### EXERCISE BRIEF
Return every line of the records that contains the string "badge", treating uppercase and lowercase letters as different.
======== INFORMATION SHOWN ========
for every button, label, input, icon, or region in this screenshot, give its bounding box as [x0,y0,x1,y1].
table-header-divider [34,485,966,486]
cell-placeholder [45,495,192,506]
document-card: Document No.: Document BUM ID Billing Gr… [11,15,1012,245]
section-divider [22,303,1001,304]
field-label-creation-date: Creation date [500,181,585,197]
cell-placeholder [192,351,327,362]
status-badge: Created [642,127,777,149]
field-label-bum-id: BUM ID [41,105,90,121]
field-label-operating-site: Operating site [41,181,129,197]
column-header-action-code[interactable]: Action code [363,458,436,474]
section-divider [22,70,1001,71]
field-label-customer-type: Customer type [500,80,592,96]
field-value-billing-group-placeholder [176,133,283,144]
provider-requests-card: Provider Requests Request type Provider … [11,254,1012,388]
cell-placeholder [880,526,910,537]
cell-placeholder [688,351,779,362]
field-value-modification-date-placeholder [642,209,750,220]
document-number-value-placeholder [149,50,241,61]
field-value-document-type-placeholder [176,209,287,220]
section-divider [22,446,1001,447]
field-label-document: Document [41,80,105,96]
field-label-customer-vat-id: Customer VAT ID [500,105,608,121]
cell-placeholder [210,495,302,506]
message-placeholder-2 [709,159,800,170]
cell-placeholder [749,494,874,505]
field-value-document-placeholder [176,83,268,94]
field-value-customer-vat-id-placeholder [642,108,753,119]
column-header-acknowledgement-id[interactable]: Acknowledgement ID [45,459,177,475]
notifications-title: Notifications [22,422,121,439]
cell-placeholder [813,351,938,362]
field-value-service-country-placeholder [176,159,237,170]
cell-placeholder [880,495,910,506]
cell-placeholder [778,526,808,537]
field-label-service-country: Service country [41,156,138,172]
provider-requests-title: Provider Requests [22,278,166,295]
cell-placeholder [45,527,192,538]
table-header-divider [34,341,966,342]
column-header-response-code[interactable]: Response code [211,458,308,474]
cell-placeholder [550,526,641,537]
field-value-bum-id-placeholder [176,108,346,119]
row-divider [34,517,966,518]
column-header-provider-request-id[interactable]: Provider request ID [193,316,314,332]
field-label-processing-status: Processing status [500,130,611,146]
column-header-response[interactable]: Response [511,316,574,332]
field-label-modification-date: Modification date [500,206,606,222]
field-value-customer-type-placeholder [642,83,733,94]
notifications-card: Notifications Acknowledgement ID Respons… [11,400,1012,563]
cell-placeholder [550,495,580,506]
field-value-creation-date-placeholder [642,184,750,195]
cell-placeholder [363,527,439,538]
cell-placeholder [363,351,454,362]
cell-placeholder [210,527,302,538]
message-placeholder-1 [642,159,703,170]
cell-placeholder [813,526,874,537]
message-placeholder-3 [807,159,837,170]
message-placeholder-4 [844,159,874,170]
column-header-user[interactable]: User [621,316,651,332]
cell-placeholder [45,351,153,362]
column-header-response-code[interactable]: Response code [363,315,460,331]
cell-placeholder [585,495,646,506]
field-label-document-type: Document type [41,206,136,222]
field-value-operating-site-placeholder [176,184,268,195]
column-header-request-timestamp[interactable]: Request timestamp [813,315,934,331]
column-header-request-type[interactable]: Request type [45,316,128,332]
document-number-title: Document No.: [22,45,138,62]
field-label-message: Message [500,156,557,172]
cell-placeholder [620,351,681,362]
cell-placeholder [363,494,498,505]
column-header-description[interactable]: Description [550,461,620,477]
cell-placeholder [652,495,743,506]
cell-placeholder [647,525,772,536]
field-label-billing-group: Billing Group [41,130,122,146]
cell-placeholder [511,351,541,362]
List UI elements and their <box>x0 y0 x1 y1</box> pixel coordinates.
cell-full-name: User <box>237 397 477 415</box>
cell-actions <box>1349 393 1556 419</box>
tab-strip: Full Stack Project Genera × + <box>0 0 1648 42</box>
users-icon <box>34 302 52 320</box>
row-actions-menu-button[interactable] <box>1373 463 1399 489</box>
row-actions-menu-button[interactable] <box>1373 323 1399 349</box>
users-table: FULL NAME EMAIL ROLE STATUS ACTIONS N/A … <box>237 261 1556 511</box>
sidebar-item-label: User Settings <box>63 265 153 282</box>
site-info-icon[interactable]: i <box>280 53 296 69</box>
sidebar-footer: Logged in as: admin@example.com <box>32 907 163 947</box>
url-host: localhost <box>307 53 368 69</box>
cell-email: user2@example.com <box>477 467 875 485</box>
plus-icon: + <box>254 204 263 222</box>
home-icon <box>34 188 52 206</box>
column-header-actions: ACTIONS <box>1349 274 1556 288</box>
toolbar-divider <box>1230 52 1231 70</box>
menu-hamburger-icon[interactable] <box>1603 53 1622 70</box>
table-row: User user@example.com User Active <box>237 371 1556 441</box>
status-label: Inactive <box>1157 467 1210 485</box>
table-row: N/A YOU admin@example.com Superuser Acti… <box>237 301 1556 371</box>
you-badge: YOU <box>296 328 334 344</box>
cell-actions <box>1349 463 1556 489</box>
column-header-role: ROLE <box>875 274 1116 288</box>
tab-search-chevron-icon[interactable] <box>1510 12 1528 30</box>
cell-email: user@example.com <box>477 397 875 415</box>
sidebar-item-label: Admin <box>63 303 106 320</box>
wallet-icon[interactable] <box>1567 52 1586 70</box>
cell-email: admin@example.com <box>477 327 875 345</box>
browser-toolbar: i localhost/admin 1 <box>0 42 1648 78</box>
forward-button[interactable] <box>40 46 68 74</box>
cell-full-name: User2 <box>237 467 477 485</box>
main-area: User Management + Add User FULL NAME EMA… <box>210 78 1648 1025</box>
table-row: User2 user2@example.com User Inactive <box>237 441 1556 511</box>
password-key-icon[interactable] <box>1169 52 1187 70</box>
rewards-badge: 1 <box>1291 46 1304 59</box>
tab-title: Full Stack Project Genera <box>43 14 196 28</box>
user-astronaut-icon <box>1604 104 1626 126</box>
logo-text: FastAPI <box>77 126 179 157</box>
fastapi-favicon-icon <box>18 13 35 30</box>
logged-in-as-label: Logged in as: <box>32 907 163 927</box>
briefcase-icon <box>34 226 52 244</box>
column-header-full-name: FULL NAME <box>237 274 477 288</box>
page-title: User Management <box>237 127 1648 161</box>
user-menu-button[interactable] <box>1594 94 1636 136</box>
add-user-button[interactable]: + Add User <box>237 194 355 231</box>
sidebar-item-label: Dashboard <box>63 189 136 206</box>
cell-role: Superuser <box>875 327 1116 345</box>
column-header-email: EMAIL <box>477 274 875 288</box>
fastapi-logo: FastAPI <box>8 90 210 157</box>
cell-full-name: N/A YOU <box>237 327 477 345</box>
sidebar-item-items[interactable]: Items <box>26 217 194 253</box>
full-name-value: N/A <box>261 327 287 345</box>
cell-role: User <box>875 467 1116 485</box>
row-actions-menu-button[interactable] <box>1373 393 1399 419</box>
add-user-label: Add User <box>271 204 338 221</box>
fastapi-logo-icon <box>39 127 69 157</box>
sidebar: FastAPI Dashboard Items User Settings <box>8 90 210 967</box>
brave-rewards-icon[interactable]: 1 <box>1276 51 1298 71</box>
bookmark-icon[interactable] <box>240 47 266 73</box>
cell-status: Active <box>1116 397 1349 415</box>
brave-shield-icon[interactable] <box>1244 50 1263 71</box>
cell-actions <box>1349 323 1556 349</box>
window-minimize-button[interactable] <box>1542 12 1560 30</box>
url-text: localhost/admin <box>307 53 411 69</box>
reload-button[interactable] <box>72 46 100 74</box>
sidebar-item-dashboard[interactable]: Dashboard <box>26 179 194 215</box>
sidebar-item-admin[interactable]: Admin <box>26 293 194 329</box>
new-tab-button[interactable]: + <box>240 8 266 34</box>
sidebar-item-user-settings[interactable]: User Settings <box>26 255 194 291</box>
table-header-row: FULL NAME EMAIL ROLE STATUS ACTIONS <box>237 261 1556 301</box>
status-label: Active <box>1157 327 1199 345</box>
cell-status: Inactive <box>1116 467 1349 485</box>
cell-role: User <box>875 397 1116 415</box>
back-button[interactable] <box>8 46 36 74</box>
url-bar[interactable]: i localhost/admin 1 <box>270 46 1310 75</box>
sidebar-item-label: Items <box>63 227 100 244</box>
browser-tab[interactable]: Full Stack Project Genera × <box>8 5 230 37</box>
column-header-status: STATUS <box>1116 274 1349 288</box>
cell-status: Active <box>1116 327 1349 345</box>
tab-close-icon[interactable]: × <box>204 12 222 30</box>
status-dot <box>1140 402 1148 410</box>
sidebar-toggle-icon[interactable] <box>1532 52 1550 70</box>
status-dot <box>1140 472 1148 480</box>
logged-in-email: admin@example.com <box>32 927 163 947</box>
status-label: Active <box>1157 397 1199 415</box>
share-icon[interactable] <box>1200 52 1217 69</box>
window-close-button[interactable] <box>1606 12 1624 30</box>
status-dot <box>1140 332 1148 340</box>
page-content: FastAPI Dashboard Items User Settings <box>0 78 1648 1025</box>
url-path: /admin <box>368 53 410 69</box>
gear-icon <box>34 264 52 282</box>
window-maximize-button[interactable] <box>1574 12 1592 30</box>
========
### ANSWER TO THIS TASK
status-badge: Created [642,127,777,149]
you-badge: YOU <box>296 328 334 344</box>
rewards-badge: 1 <box>1291 46 1304 59</box>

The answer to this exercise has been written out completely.